Set exercise:
What lines of the data hold the string "this"? Pull each one out.

Collected data:
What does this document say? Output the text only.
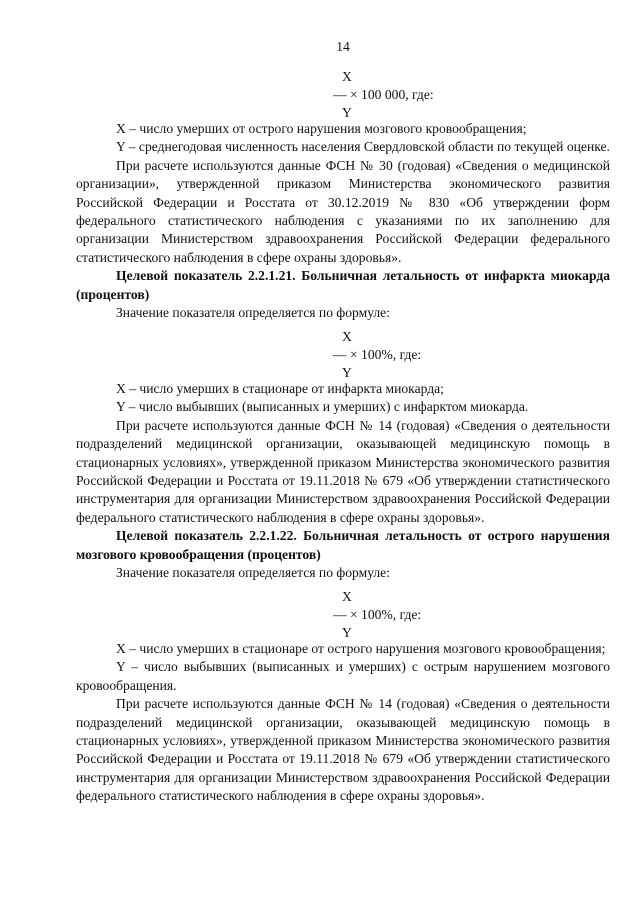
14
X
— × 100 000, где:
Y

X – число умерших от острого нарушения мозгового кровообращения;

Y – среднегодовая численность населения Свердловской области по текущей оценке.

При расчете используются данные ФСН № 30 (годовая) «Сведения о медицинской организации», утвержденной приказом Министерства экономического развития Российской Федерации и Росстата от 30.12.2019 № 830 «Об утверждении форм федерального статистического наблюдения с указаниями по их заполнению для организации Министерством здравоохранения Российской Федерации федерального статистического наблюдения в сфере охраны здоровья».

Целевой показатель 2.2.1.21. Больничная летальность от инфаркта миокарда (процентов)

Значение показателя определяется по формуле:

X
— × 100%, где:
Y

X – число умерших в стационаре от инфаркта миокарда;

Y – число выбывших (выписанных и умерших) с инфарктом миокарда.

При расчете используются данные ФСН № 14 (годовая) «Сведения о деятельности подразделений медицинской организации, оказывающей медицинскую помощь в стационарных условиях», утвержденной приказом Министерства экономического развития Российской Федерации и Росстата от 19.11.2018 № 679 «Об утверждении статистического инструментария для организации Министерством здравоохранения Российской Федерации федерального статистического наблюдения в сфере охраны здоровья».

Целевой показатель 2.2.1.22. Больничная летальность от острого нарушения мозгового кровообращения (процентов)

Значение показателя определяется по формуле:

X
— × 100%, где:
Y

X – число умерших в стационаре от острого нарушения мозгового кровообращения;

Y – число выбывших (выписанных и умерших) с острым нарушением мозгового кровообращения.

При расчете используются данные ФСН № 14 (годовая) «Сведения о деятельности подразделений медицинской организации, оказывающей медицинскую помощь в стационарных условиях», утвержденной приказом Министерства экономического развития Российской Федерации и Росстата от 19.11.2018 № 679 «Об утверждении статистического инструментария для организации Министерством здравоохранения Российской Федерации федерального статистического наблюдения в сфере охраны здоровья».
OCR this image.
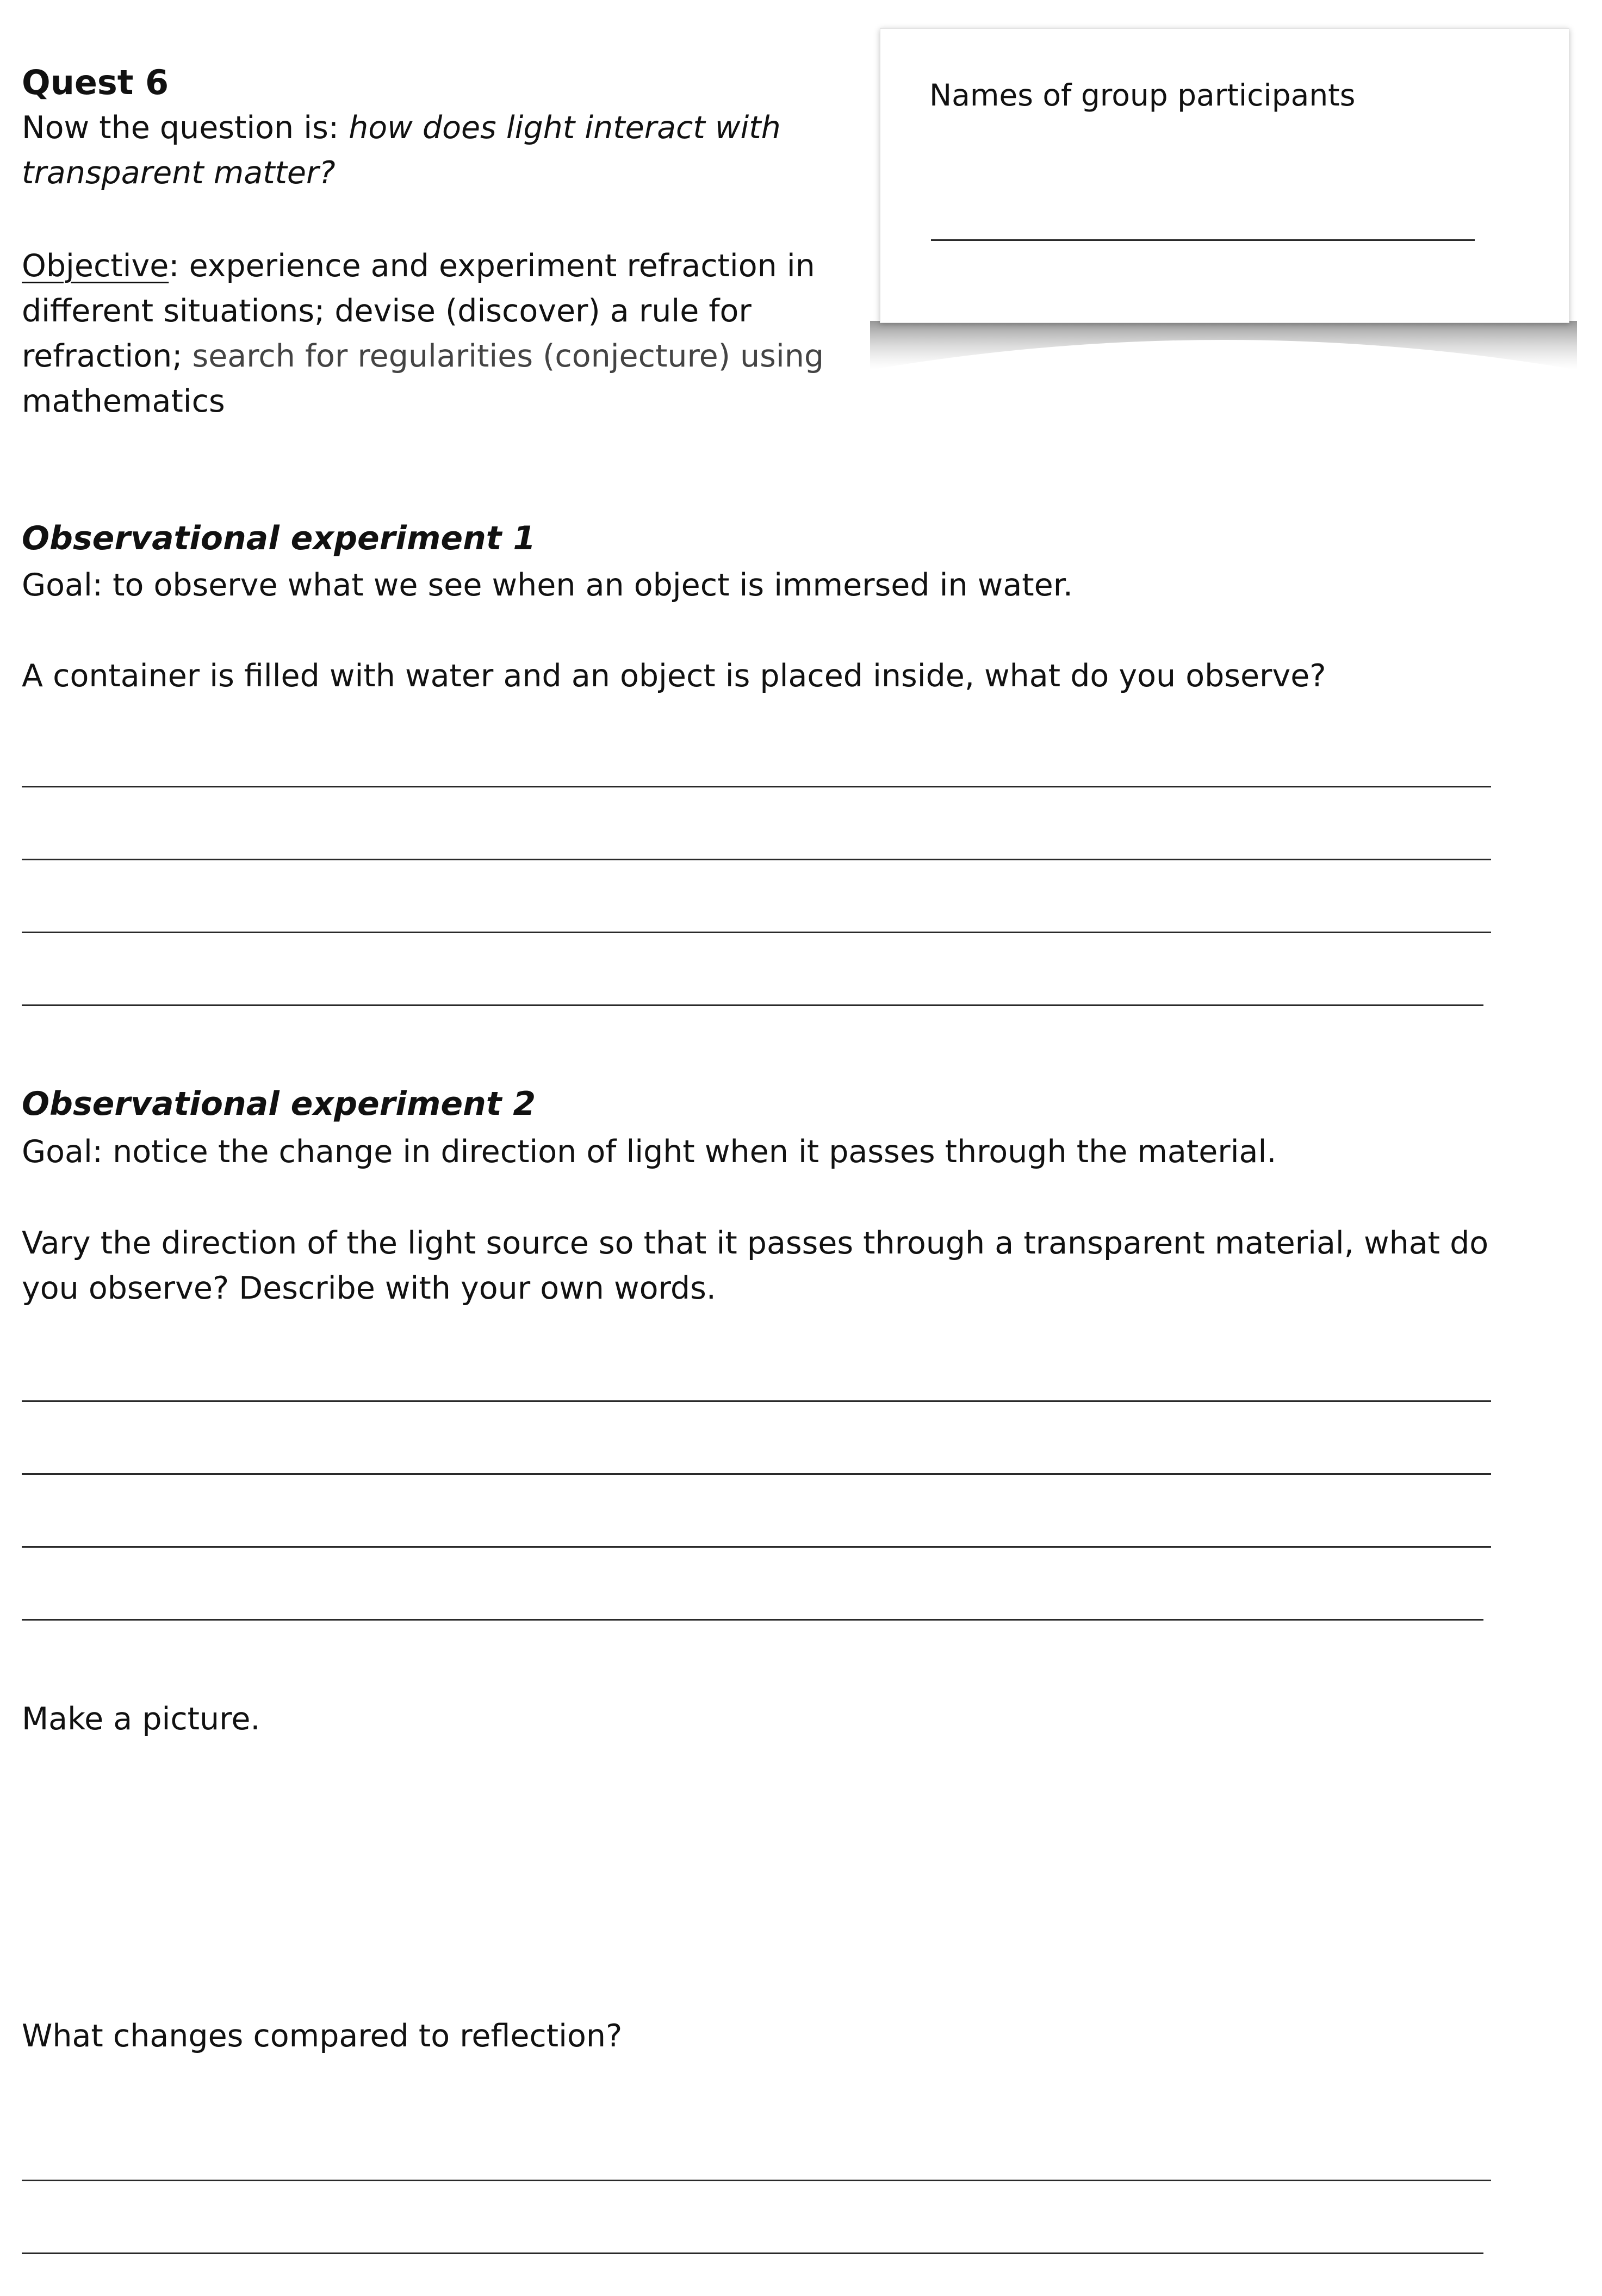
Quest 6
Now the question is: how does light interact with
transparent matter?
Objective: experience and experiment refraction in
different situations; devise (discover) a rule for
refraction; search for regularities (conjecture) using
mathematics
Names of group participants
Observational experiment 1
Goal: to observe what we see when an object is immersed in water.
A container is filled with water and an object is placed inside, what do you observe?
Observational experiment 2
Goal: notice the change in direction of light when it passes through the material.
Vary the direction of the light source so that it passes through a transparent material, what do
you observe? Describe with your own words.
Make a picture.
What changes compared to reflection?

Output:
What does this document say? Output the text only.
OCR this image.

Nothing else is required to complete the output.